• GOAL
Copy every line of the data below without changing a single character.

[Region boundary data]
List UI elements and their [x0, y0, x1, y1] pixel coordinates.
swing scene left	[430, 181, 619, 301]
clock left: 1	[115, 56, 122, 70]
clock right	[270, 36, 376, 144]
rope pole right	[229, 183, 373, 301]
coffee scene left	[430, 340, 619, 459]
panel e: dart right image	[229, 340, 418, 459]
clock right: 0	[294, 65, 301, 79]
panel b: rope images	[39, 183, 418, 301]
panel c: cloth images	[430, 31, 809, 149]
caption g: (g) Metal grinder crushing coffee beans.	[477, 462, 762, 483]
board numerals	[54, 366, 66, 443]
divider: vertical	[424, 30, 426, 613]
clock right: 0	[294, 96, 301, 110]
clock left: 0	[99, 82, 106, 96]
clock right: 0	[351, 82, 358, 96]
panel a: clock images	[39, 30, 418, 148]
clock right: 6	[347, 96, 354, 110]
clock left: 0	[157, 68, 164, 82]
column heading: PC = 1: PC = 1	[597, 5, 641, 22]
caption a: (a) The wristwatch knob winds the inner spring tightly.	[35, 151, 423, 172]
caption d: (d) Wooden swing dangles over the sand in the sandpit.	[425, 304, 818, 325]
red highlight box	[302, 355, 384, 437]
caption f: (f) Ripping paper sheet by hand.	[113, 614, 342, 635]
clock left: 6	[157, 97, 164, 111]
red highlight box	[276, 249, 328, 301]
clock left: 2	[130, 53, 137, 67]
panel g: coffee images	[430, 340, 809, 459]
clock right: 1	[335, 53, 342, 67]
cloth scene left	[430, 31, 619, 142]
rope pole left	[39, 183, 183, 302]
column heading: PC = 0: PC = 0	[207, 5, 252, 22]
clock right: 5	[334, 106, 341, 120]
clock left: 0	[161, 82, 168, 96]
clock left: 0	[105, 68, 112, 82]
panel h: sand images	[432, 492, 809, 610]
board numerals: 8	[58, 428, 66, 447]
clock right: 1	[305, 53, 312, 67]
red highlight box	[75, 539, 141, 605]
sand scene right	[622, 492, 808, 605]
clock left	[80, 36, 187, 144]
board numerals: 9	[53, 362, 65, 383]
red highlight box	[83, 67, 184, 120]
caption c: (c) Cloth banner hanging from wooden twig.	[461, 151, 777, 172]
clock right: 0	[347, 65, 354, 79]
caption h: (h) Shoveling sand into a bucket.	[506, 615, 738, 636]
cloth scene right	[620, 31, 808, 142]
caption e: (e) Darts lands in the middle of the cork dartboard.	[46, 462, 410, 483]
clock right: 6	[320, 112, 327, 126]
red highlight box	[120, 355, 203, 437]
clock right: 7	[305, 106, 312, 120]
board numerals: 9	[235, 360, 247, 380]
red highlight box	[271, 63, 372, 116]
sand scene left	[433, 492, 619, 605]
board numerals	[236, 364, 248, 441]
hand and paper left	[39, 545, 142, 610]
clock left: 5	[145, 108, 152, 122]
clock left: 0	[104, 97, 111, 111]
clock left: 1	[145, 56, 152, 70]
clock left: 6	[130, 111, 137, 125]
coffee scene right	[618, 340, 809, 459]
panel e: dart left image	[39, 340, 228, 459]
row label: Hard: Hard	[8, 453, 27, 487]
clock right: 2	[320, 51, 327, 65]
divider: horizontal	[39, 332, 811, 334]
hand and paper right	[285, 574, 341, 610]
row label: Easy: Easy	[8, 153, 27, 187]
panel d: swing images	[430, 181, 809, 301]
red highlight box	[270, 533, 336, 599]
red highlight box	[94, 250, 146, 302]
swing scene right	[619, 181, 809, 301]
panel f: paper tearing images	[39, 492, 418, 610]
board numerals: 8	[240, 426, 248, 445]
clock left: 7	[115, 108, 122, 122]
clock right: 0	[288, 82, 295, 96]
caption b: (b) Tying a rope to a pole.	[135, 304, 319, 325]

• SOLUTION FOR THIS PROBLEM
List UI elements and their [x0, y0, x1, y1] pixel coordinates.
swing scene left	[430, 181, 619, 301]
clock left: 1	[115, 56, 122, 70]
clock right	[270, 36, 376, 144]
rope pole right	[229, 183, 373, 301]
coffee scene left	[430, 340, 619, 459]
panel e: dart right image	[229, 340, 418, 459]
clock right: 0	[294, 65, 301, 79]
panel b: rope images	[39, 183, 418, 301]
panel c: cloth images	[430, 31, 809, 149]
caption g: (g) Metal grinder crushing coffee beans.	[477, 462, 762, 483]
board numerals	[54, 366, 66, 443]
divider: vertical	[424, 30, 426, 613]
clock right: 0	[294, 96, 301, 110]
clock left: 0	[99, 82, 106, 96]
clock right: 0	[351, 82, 358, 96]
panel a: clock images	[39, 30, 418, 148]
clock right: 6	[347, 96, 354, 110]
clock left: 0	[157, 68, 164, 82]
column heading: PC = 1: PC = 1	[597, 5, 641, 22]
caption a: (a) The wristwatch knob winds the inner spring tightly.	[35, 151, 423, 172]
caption d: (d) Wooden swing dangles over the sand in the sandpit.	[425, 304, 818, 325]
red highlight box	[302, 355, 384, 437]
caption f: (f) Ripping paper sheet by hand.	[113, 614, 342, 635]
clock left: 6	[157, 97, 164, 111]
red highlight box	[276, 249, 328, 301]
clock left: 2	[130, 53, 137, 67]
panel g: coffee images	[430, 340, 809, 459]
clock right: 1	[335, 53, 342, 67]
cloth scene left	[430, 31, 619, 142]
rope pole left	[39, 183, 183, 302]
column heading: PC = 0: PC = 0	[207, 5, 252, 22]
clock right: 5	[334, 106, 341, 120]
clock left: 0	[161, 82, 168, 96]
clock left: 0	[105, 68, 112, 82]
panel h: sand images	[432, 492, 809, 610]
board numerals: 8	[58, 428, 66, 447]
clock right: 1	[305, 53, 312, 67]
red highlight box	[75, 539, 141, 605]
sand scene right	[622, 492, 808, 605]
clock left	[80, 36, 187, 144]
board numerals: 9	[53, 362, 65, 383]
red highlight box	[83, 67, 184, 120]
caption c: (c) Cloth banner hanging from wooden twig.	[461, 151, 777, 172]
clock right: 0	[347, 65, 354, 79]
caption h: (h) Shoveling sand into a bucket.	[506, 615, 738, 636]
cloth scene right	[620, 31, 808, 142]
caption e: (e) Darts lands in the middle of the cork dartboard.	[46, 462, 410, 483]
clock right: 6	[320, 112, 327, 126]
red highlight box	[120, 355, 203, 437]
clock right: 7	[305, 106, 312, 120]
board numerals: 9	[235, 360, 247, 380]
red highlight box	[271, 63, 372, 116]
sand scene left	[433, 492, 619, 605]
board numerals	[236, 364, 248, 441]
hand and paper left	[39, 545, 142, 610]
clock left: 5	[145, 108, 152, 122]
clock left: 0	[104, 97, 111, 111]
clock left: 1	[145, 56, 152, 70]
clock left: 6	[130, 111, 137, 125]
coffee scene right	[618, 340, 809, 459]
panel e: dart left image	[39, 340, 228, 459]
row label: Hard: Hard	[8, 453, 27, 487]
clock right: 2	[320, 51, 327, 65]
divider: horizontal	[39, 332, 811, 334]
hand and paper right	[285, 574, 341, 610]
row label: Easy: Easy	[8, 153, 27, 187]
panel d: swing images	[430, 181, 809, 301]
red highlight box	[270, 533, 336, 599]
red highlight box	[94, 250, 146, 302]
swing scene right	[619, 181, 809, 301]
panel f: paper tearing images	[39, 492, 418, 610]
board numerals: 8	[240, 426, 248, 445]
clock left: 7	[115, 108, 122, 122]
clock right: 0	[288, 82, 295, 96]
caption b: (b) Tying a rope to a pole.	[135, 304, 319, 325]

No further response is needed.